▶ **What the exercise asks**:
Can you transcribe every line of the listing below word for word, omitting the pictures?

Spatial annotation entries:
┄┄┄┄┄┄
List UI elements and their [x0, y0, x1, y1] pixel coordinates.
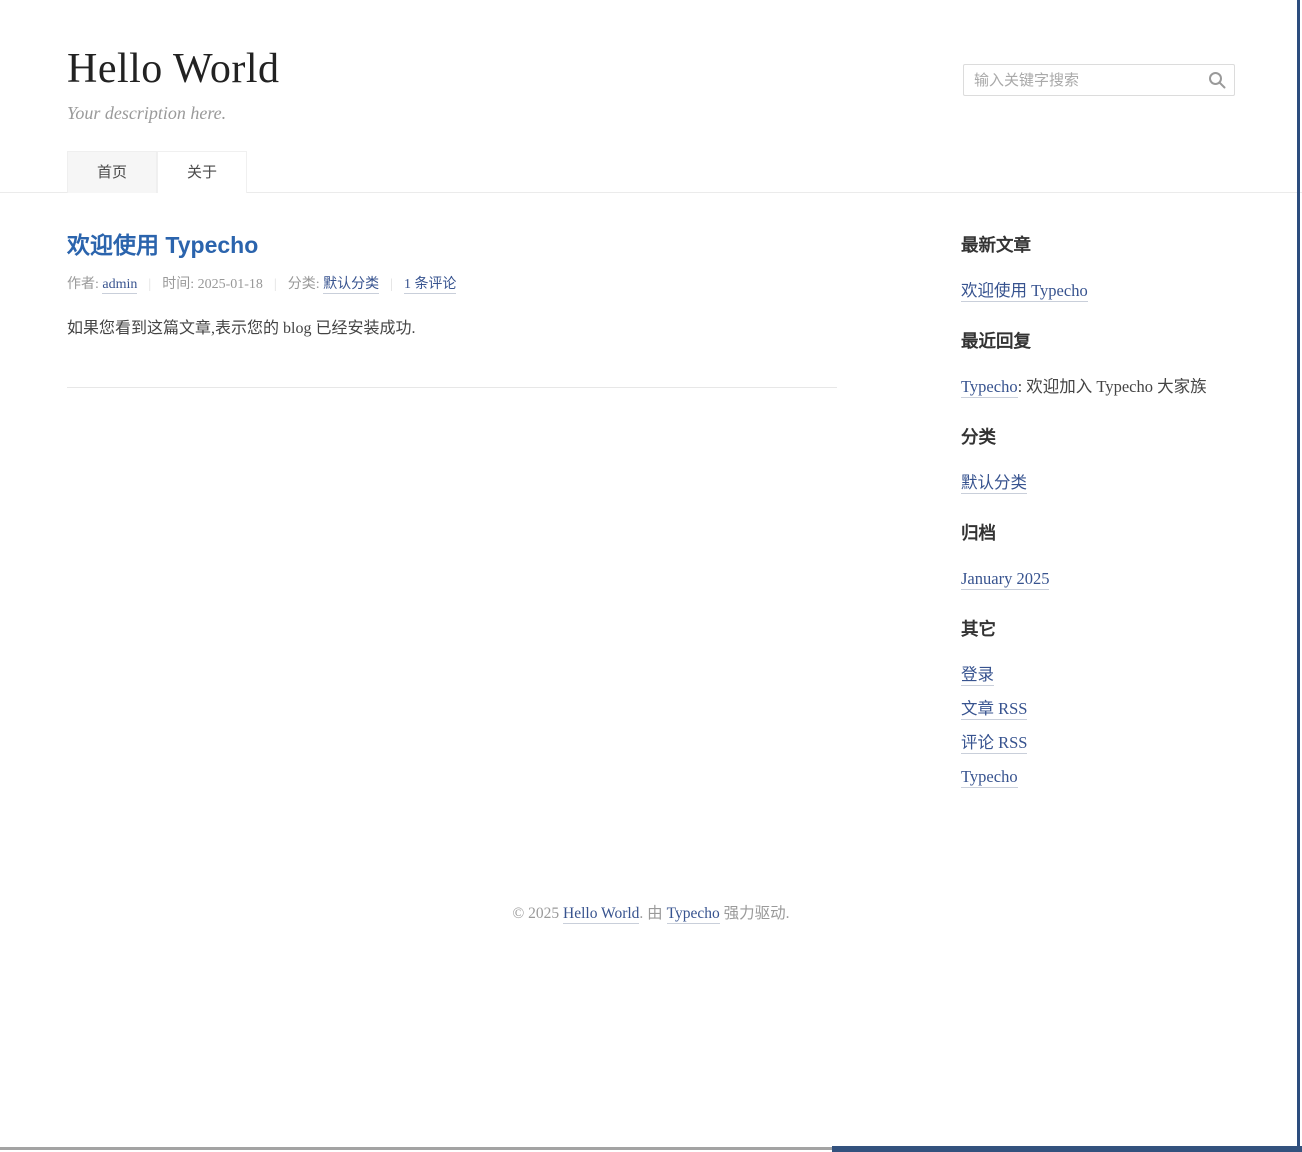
site-title-link[interactable]: Hello World — [67, 46, 280, 92]
sidebar-section-recent-comments: 最近回复 Typecho: 欢迎加入 Typecho 大家族 — [961, 331, 1235, 397]
recent-comment-text: : 欢迎加入 Typecho 大家族 — [1018, 377, 1207, 396]
list-item: January 2025 — [961, 569, 1235, 589]
search-box — [963, 64, 1235, 96]
main-area: 欢迎使用 Typecho 作者: admin | 时间: 2025-01-18 | 分类… — [67, 193, 1235, 817]
post-time: 时间: 2025-01-18 — [162, 277, 263, 292]
footer-suffix-text: 强力驱动. — [720, 905, 790, 922]
sidebar-section-recent-posts: 最新文章 欢迎使用 Typecho — [961, 235, 1235, 301]
post: 欢迎使用 Typecho 作者: admin | 时间: 2025-01-18 | 分类… — [67, 231, 837, 341]
background-window-right-edge — [1297, 0, 1300, 1152]
sidebar-section-misc: 其它 登录 文章 RSS 评论 RSS Typecho — [961, 619, 1235, 787]
post-author-link[interactable]: admin — [102, 277, 137, 294]
sidebar-section-categories: 分类 默认分类 — [961, 427, 1235, 493]
copyright-text: © 2025 — [513, 905, 564, 922]
list-item: Typecho — [961, 767, 1235, 787]
nav-tab-about[interactable]: 关于 — [157, 151, 247, 193]
sidebar: 最新文章 欢迎使用 Typecho 最近回复 Typecho: 欢迎加入 Typ… — [961, 193, 1235, 817]
search-input[interactable] — [963, 64, 1235, 96]
footer-middle-text: . 由 — [639, 905, 666, 922]
archive-link[interactable]: January 2025 — [961, 569, 1049, 590]
post-divider — [67, 387, 837, 388]
widget-title: 最新文章 — [961, 235, 1235, 255]
recent-comment-author-link[interactable]: Typecho — [961, 377, 1018, 398]
category-link[interactable]: 默认分类 — [961, 473, 1027, 494]
meta-separator: | — [390, 277, 393, 292]
background-window-bottom-navy-edge — [832, 1146, 1302, 1152]
content-column: 欢迎使用 Typecho 作者: admin | 时间: 2025-01-18 | 分类… — [67, 193, 837, 388]
post-category-label: 分类: — [288, 277, 323, 292]
footer-engine-link[interactable]: Typecho — [667, 905, 720, 924]
search-icon[interactable] — [1207, 70, 1227, 90]
sidebar-section-archives: 归档 January 2025 — [961, 523, 1235, 589]
meta-separator: | — [148, 277, 151, 292]
list-item: 文章 RSS — [961, 699, 1235, 719]
widget-title: 其它 — [961, 619, 1235, 639]
posts-rss-link[interactable]: 文章 RSS — [961, 699, 1027, 720]
widget-title: 最近回复 — [961, 331, 1235, 351]
site-footer: © 2025 Hello World. 由 Typecho 强力驱动. — [0, 817, 1302, 983]
typecho-link[interactable]: Typecho — [961, 767, 1018, 788]
post-category-link[interactable]: 默认分类 — [323, 277, 379, 294]
list-item: 登录 — [961, 665, 1235, 685]
post-body: 如果您看到这篇文章,表示您的 blog 已经安装成功. — [67, 317, 837, 341]
list-item: 默认分类 — [961, 473, 1235, 493]
login-link[interactable]: 登录 — [961, 665, 994, 686]
recent-post-link[interactable]: 欢迎使用 Typecho — [961, 281, 1088, 302]
post-title: 欢迎使用 Typecho — [67, 231, 837, 259]
widget-title: 归档 — [961, 523, 1235, 543]
background-window-bottom-edge — [0, 1147, 832, 1150]
post-comments-link[interactable]: 1 条评论 — [404, 277, 457, 294]
list-item: Typecho: 欢迎加入 Typecho 大家族 — [961, 377, 1235, 397]
comments-rss-link[interactable]: 评论 RSS — [961, 733, 1027, 754]
list-item: 欢迎使用 Typecho — [961, 281, 1235, 301]
widget-title: 分类 — [961, 427, 1235, 447]
meta-separator: | — [274, 277, 277, 292]
site-description: Your description here. — [67, 103, 1235, 124]
nav-tab-home[interactable]: 首页 — [67, 151, 157, 193]
site-header: Hello World Your description here. 首页 关于 — [0, 0, 1302, 193]
main-nav: 首页 关于 — [67, 151, 1235, 192]
list-item: 评论 RSS — [961, 733, 1235, 753]
blog-page: Hello World Your description here. 首页 关于… — [0, 0, 1302, 1152]
post-title-link[interactable]: 欢迎使用 Typecho — [67, 232, 258, 258]
post-author-label: 作者: — [67, 277, 102, 292]
footer-site-link[interactable]: Hello World — [563, 905, 639, 924]
post-meta: 作者: admin | 时间: 2025-01-18 | 分类: 默认分类 | 1 条评论 — [67, 273, 837, 293]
┄┄┄┄┄┄
▶ **Exercise response**:
List UI elements and their [x0, y0, x1, y1] pixel coordinates.
site-title-link[interactable]: Hello World — [67, 46, 280, 92]
sidebar-section-recent-comments: 最近回复 Typecho: 欢迎加入 Typecho 大家族 — [961, 331, 1235, 397]
recent-comment-text: : 欢迎加入 Typecho 大家族 — [1018, 377, 1207, 396]
list-item: January 2025 — [961, 569, 1235, 589]
search-box — [963, 64, 1235, 96]
main-area: 欢迎使用 Typecho 作者: admin | 时间: 2025-01-18 | 分类… — [67, 193, 1235, 817]
post-time: 时间: 2025-01-18 — [162, 277, 263, 292]
footer-suffix-text: 强力驱动. — [720, 905, 790, 922]
sidebar-section-recent-posts: 最新文章 欢迎使用 Typecho — [961, 235, 1235, 301]
post: 欢迎使用 Typecho 作者: admin | 时间: 2025-01-18 | 分类… — [67, 231, 837, 341]
background-window-right-edge — [1297, 0, 1300, 1152]
sidebar-section-misc: 其它 登录 文章 RSS 评论 RSS Typecho — [961, 619, 1235, 787]
post-author-link[interactable]: admin — [102, 277, 137, 294]
sidebar-section-categories: 分类 默认分类 — [961, 427, 1235, 493]
copyright-text: © 2025 — [513, 905, 564, 922]
list-item: Typecho — [961, 767, 1235, 787]
nav-tab-about[interactable]: 关于 — [157, 151, 247, 193]
sidebar: 最新文章 欢迎使用 Typecho 最近回复 Typecho: 欢迎加入 Typ… — [961, 193, 1235, 817]
search-input[interactable] — [963, 64, 1235, 96]
footer-middle-text: . 由 — [639, 905, 666, 922]
archive-link[interactable]: January 2025 — [961, 569, 1049, 590]
post-divider — [67, 387, 837, 388]
widget-title: 最新文章 — [961, 235, 1235, 255]
recent-comment-author-link[interactable]: Typecho — [961, 377, 1018, 398]
category-link[interactable]: 默认分类 — [961, 473, 1027, 494]
meta-separator: | — [390, 277, 393, 292]
background-window-bottom-navy-edge — [832, 1146, 1302, 1152]
content-column: 欢迎使用 Typecho 作者: admin | 时间: 2025-01-18 | 分类… — [67, 193, 837, 388]
post-category-label: 分类: — [288, 277, 323, 292]
footer-engine-link[interactable]: Typecho — [667, 905, 720, 924]
search-icon[interactable] — [1207, 70, 1227, 90]
sidebar-section-archives: 归档 January 2025 — [961, 523, 1235, 589]
meta-separator: | — [148, 277, 151, 292]
list-item: 文章 RSS — [961, 699, 1235, 719]
widget-title: 其它 — [961, 619, 1235, 639]
posts-rss-link[interactable]: 文章 RSS — [961, 699, 1027, 720]
widget-title: 最近回复 — [961, 331, 1235, 351]
site-footer: © 2025 Hello World. 由 Typecho 强力驱动. — [0, 817, 1302, 983]
typecho-link[interactable]: Typecho — [961, 767, 1018, 788]
post-category-link[interactable]: 默认分类 — [323, 277, 379, 294]
list-item: 登录 — [961, 665, 1235, 685]
post-body: 如果您看到这篇文章,表示您的 blog 已经安装成功. — [67, 317, 837, 341]
list-item: 默认分类 — [961, 473, 1235, 493]
login-link[interactable]: 登录 — [961, 665, 994, 686]
recent-post-link[interactable]: 欢迎使用 Typecho — [961, 281, 1088, 302]
post-title: 欢迎使用 Typecho — [67, 231, 837, 259]
widget-title: 归档 — [961, 523, 1235, 543]
background-window-bottom-edge — [0, 1147, 832, 1150]
post-comments-link[interactable]: 1 条评论 — [404, 277, 457, 294]
list-item: Typecho: 欢迎加入 Typecho 大家族 — [961, 377, 1235, 397]
comments-rss-link[interactable]: 评论 RSS — [961, 733, 1027, 754]
list-item: 欢迎使用 Typecho — [961, 281, 1235, 301]
widget-title: 分类 — [961, 427, 1235, 447]
meta-separator: | — [274, 277, 277, 292]
site-description: Your description here. — [67, 103, 1235, 124]
nav-tab-home[interactable]: 首页 — [67, 151, 157, 193]
site-header: Hello World Your description here. 首页 关于 — [0, 0, 1302, 193]
main-nav: 首页 关于 — [67, 151, 1235, 192]
list-item: 评论 RSS — [961, 733, 1235, 753]
blog-page: Hello World Your description here. 首页 关于… — [0, 0, 1302, 1152]
post-title-link[interactable]: 欢迎使用 Typecho — [67, 232, 258, 258]
post-author-label: 作者: — [67, 277, 102, 292]
footer-site-link[interactable]: Hello World — [563, 905, 639, 924]
post-meta: 作者: admin | 时间: 2025-01-18 | 分类: 默认分类 | 1 条评论 — [67, 273, 837, 293]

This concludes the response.